Problem details
Scan the data below for the string "Podłączając". Copy every line where it appears.

----- Records supplied -----

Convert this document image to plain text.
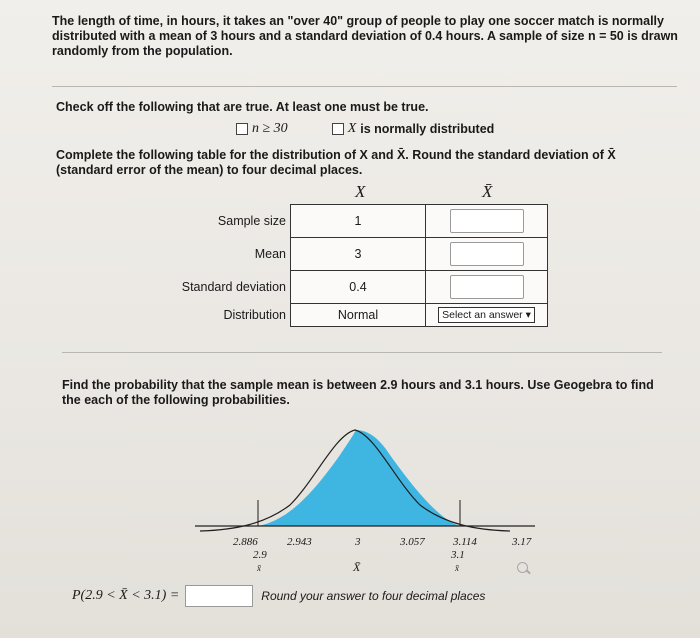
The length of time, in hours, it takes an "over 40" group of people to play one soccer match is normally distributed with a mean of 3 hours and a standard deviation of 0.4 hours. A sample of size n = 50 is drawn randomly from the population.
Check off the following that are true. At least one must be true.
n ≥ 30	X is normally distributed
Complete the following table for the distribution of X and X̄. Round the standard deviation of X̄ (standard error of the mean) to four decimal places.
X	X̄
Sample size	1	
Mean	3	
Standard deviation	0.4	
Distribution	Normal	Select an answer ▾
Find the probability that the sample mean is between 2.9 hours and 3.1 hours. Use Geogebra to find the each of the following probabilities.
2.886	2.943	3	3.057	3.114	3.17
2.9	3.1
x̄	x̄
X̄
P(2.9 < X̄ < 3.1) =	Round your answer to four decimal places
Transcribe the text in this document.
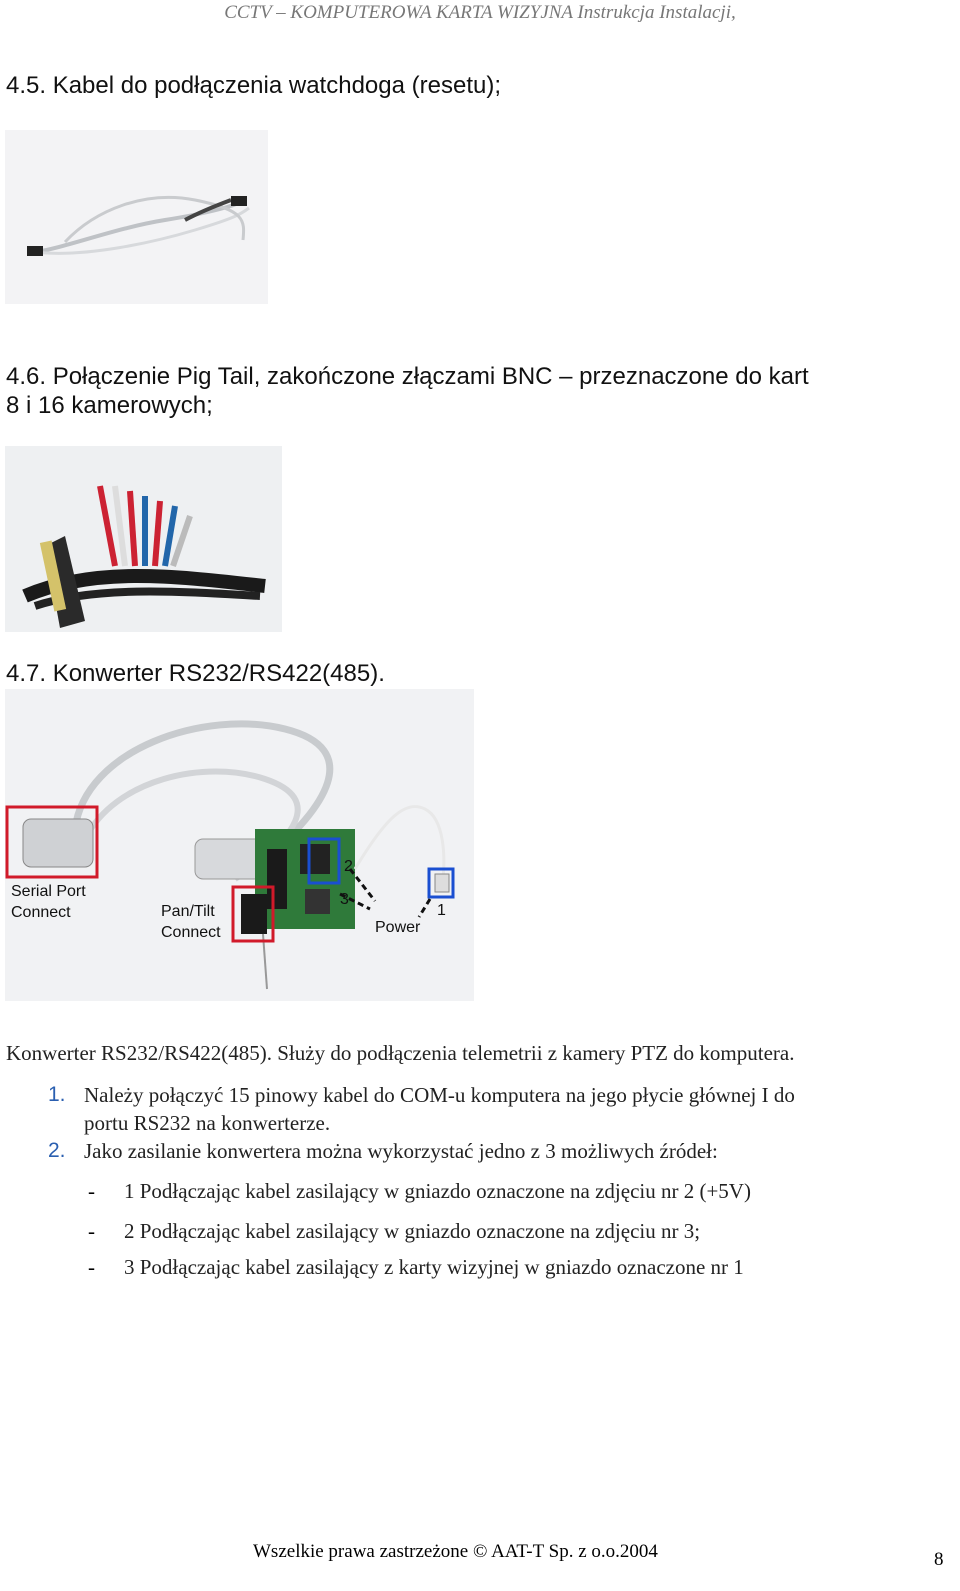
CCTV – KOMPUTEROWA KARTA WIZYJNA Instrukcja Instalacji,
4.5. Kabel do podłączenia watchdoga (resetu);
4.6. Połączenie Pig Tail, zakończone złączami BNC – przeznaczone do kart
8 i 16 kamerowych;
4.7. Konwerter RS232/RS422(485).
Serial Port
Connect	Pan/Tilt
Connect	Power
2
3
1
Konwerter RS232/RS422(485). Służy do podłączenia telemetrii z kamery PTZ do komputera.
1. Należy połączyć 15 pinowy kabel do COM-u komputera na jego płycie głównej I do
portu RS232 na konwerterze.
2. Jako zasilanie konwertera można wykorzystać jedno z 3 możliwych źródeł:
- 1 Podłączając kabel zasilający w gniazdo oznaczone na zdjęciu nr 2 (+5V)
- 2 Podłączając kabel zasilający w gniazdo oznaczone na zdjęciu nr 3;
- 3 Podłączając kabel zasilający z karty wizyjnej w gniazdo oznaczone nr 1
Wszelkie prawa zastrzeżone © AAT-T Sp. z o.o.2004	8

-----

Response to the task
- 1 Podłączając kabel zasilający w gniazdo oznaczone na zdjęciu nr 2 (+5V)
- 2 Podłączając kabel zasilający w gniazdo oznaczone na zdjęciu nr 3;
- 3 Podłączając kabel zasilający z karty wizyjnej w gniazdo oznaczone nr 1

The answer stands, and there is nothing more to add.